───── Task inputs
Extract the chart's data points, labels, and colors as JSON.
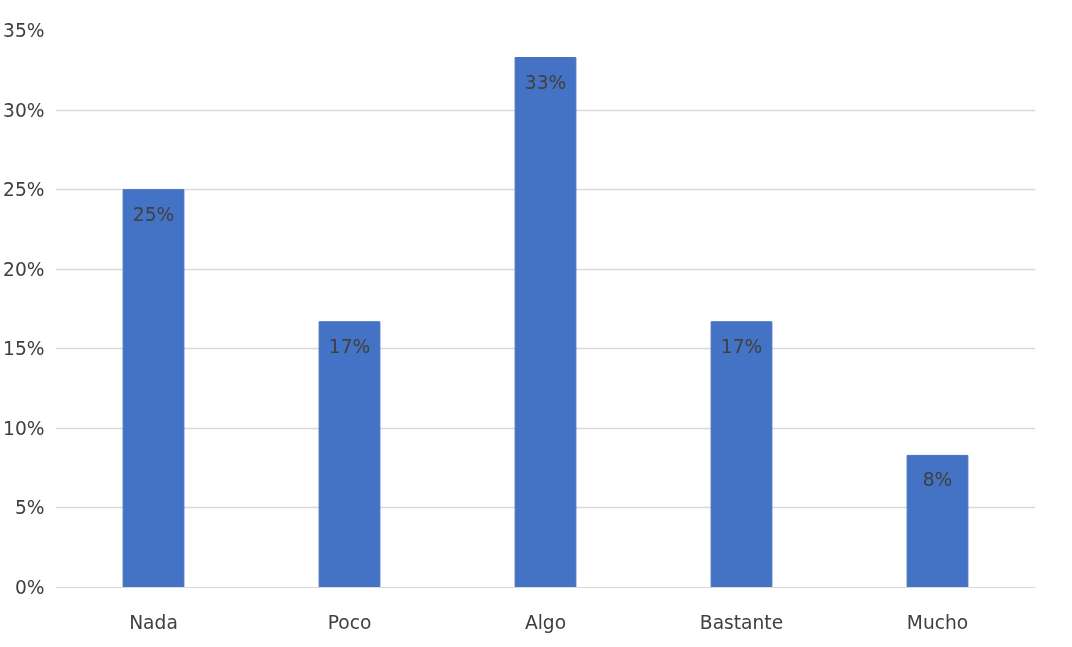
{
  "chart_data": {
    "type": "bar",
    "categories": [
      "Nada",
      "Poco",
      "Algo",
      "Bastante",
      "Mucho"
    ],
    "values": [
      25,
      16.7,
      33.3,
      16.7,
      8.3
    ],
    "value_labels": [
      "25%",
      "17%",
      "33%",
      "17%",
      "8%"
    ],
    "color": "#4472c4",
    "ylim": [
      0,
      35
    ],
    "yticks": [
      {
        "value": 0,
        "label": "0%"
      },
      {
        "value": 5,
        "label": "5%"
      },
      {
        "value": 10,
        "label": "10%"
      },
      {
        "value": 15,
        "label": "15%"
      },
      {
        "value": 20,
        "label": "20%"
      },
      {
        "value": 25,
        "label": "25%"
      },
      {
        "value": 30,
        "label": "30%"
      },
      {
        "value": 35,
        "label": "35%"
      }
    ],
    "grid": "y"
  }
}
──────────
───── Task inputs
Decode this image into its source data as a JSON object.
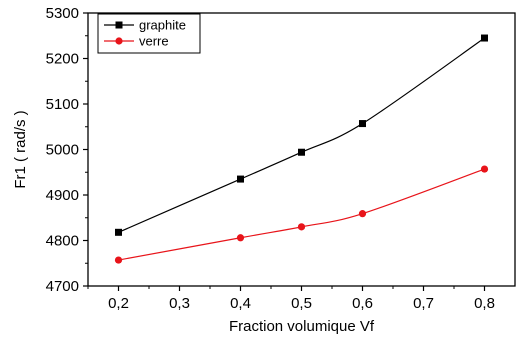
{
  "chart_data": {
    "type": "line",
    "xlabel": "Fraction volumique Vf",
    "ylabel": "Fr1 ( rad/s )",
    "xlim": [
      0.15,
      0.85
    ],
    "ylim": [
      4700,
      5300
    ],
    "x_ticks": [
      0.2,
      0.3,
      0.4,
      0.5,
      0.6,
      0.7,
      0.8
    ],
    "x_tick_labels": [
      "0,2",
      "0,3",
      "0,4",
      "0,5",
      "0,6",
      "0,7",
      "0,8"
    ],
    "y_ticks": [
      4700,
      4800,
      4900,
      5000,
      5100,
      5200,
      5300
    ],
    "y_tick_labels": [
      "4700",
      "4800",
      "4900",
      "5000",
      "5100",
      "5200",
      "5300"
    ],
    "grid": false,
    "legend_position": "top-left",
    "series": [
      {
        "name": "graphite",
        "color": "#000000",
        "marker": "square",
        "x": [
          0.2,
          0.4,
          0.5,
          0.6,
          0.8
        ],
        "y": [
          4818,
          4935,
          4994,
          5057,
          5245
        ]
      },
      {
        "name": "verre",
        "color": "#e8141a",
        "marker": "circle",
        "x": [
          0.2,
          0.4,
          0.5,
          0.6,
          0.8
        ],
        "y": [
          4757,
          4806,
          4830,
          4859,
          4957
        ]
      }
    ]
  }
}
──────────
[Requirements]
Only lines with the word "JSON" should be collected from the material.

[Answer to the problem]
Extract the chart's data points, labels, and colors as JSON.
Decode this image into its source data as a JSON object.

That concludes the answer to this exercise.